» Task brief: Copy all lines that contain the word "entities".

** Begin **

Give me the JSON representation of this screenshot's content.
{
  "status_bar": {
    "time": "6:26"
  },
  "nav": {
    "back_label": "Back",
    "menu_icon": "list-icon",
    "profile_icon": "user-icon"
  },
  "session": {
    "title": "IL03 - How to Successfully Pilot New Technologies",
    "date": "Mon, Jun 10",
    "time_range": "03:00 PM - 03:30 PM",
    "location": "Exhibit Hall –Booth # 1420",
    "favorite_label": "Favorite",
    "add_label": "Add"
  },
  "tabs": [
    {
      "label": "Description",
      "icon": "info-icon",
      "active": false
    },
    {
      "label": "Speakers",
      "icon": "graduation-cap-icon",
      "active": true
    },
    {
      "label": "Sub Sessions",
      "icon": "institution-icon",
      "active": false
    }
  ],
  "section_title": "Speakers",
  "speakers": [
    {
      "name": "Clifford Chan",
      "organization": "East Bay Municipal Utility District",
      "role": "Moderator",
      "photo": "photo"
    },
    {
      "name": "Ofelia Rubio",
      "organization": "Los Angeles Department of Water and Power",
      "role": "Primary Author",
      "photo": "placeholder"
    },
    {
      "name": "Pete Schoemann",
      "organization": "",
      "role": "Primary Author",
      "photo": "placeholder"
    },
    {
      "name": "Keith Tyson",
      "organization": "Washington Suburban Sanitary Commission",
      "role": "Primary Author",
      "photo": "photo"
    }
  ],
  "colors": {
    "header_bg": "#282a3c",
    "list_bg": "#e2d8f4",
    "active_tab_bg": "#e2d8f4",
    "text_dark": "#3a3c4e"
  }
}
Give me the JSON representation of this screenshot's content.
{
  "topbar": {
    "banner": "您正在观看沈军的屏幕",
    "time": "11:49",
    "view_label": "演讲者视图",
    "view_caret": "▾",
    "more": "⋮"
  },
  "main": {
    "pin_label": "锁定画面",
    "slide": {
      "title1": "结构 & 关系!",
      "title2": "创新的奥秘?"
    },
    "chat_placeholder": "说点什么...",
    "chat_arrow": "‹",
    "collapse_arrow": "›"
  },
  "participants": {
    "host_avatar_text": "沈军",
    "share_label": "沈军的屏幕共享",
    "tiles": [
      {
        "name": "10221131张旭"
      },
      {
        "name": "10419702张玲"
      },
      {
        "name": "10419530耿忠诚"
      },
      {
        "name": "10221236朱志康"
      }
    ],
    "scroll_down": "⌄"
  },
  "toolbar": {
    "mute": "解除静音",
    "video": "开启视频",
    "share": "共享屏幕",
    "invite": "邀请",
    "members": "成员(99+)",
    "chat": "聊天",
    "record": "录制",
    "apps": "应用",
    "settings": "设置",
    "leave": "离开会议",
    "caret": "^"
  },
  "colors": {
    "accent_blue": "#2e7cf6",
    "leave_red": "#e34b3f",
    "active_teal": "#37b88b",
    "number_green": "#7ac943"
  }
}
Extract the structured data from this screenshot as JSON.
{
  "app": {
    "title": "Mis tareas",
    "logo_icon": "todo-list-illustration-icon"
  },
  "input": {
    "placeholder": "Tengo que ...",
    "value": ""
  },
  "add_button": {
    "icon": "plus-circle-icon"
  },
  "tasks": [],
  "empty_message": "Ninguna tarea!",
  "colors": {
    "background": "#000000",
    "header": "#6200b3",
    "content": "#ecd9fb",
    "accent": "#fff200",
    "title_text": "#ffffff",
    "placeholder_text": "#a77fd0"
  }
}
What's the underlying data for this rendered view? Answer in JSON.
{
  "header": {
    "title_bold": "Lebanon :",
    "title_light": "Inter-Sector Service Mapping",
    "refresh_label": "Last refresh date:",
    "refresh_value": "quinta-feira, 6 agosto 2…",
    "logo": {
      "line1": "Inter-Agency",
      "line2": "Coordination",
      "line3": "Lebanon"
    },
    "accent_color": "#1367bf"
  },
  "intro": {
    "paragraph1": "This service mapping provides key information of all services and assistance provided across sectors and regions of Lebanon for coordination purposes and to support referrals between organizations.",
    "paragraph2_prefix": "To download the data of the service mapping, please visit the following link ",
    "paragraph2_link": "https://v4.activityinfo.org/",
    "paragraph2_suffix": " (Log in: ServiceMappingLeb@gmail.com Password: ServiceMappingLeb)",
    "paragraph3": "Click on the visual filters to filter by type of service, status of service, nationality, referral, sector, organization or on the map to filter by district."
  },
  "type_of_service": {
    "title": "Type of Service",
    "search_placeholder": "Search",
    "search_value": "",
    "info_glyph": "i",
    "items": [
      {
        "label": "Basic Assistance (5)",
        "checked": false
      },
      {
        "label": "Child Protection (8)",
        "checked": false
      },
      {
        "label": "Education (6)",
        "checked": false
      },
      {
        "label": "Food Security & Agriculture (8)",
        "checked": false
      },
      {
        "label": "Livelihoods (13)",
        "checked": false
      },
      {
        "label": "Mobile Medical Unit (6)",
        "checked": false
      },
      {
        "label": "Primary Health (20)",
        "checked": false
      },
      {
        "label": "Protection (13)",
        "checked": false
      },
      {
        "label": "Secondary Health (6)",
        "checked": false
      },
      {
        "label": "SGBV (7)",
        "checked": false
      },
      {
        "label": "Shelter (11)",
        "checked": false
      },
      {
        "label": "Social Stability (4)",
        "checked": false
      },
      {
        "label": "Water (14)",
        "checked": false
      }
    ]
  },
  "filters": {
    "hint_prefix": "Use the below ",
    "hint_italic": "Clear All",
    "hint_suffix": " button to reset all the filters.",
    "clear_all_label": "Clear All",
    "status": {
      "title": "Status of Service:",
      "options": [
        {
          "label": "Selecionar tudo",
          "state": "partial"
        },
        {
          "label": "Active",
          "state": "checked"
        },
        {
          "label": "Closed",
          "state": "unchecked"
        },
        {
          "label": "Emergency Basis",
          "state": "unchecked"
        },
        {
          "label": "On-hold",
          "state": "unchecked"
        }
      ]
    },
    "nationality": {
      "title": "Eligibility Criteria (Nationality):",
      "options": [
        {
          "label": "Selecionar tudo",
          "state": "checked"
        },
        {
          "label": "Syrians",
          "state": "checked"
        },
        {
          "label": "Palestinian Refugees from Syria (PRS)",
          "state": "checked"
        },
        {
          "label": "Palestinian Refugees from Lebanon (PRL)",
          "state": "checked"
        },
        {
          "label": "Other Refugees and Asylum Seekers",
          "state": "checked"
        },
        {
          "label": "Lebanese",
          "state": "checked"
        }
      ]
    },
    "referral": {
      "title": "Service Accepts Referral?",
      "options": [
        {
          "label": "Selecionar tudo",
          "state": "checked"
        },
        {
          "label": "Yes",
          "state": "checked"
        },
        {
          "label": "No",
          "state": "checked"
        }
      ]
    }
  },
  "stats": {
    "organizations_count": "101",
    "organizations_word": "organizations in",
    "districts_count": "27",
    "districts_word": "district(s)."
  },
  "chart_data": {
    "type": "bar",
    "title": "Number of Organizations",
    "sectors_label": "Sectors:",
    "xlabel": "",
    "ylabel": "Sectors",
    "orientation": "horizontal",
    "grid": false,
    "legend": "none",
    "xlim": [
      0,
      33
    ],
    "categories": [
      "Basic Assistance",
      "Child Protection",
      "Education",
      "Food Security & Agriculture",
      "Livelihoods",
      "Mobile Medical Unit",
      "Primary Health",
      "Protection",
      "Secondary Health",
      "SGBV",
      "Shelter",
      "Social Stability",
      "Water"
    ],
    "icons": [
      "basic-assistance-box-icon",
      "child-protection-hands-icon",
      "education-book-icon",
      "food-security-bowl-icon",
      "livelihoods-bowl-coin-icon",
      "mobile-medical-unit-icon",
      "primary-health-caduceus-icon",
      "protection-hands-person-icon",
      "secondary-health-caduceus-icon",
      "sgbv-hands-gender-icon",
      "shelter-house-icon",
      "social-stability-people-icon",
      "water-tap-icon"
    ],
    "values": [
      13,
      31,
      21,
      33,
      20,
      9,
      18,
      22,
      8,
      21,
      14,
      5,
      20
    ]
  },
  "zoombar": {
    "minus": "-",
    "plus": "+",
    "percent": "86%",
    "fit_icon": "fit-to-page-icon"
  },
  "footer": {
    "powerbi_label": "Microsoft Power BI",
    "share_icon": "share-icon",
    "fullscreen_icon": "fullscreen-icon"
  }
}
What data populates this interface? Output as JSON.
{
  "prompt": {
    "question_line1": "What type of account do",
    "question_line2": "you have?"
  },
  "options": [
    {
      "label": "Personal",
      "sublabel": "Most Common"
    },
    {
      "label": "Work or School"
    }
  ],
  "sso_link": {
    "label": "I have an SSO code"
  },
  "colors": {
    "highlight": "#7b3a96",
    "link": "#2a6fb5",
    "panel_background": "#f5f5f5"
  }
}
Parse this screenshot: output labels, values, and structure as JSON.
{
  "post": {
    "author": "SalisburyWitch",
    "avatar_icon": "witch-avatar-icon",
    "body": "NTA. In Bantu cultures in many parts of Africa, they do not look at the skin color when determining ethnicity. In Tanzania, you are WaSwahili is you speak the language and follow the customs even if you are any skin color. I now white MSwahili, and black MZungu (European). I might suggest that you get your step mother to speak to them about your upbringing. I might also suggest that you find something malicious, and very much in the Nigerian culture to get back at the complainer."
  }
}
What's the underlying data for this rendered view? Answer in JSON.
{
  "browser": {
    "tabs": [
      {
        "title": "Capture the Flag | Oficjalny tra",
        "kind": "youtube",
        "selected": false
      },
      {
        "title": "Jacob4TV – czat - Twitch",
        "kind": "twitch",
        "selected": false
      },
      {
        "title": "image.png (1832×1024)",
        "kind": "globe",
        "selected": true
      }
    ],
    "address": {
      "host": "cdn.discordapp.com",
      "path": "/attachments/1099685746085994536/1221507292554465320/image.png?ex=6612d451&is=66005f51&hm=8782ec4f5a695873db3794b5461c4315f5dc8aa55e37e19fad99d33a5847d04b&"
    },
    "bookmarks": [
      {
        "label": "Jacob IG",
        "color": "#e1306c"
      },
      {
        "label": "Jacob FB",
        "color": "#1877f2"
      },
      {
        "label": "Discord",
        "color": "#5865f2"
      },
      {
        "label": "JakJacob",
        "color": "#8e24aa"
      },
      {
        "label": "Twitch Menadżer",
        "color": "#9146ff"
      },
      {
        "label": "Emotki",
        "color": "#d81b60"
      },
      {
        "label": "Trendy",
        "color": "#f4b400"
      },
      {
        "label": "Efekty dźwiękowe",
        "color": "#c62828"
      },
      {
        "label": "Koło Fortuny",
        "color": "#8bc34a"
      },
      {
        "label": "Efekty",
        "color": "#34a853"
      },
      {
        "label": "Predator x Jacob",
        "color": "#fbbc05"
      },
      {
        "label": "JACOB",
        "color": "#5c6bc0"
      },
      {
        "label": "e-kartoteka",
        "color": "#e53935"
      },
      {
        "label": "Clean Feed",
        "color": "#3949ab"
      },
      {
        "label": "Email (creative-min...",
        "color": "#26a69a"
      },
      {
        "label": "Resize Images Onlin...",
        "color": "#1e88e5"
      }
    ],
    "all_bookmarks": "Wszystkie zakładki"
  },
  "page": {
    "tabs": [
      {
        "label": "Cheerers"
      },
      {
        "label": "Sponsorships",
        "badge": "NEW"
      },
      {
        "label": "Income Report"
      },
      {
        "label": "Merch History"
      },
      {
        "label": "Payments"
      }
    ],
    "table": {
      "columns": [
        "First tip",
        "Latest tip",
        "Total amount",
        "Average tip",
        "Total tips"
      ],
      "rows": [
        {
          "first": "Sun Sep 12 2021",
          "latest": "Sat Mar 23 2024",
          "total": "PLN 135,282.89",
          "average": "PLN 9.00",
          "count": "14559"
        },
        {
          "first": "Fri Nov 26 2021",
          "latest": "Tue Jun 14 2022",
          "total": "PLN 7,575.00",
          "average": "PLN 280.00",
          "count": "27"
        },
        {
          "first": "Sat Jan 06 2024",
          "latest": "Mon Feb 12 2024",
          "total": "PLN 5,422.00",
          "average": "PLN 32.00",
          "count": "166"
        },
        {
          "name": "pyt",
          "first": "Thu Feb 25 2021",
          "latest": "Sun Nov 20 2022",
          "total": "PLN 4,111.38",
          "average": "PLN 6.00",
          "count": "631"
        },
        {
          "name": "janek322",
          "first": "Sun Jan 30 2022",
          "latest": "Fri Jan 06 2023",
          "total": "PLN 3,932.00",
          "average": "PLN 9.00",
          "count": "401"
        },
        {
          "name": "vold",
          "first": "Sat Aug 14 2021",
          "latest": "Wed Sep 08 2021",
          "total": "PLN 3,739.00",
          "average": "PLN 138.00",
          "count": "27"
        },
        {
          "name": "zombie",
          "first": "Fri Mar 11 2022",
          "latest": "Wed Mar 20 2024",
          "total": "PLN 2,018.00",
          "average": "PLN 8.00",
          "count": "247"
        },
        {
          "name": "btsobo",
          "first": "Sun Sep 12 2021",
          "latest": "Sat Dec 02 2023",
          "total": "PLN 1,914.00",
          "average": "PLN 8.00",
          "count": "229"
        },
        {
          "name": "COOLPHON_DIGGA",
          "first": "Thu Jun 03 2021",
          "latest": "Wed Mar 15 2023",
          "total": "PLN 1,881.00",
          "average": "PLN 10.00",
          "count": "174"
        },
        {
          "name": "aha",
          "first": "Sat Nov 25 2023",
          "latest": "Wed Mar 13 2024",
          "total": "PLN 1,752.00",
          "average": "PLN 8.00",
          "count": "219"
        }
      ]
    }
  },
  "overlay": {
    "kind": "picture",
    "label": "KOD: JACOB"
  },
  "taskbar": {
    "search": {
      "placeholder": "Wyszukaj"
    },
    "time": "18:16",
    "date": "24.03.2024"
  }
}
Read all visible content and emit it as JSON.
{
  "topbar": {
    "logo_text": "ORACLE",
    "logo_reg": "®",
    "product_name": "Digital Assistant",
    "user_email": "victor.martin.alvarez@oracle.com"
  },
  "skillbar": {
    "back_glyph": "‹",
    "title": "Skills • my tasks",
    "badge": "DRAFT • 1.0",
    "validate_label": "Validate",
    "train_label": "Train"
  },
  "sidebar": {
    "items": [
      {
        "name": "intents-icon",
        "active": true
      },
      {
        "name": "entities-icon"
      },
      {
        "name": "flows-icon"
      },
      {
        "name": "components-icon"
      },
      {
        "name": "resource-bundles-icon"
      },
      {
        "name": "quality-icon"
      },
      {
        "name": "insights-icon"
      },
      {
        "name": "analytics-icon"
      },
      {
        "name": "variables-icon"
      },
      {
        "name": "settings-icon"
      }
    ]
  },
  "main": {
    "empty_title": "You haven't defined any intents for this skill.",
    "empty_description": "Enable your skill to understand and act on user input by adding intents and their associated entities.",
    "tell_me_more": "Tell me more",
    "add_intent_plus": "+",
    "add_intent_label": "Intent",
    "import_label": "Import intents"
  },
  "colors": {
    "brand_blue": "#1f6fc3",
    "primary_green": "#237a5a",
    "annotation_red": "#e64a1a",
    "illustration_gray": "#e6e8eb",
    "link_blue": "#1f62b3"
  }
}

** End **

» Exercise result:
        "name": "entities-icon"
    "empty_description": "Enable your skill to understand and act on user input by adding intents and their associated entities.",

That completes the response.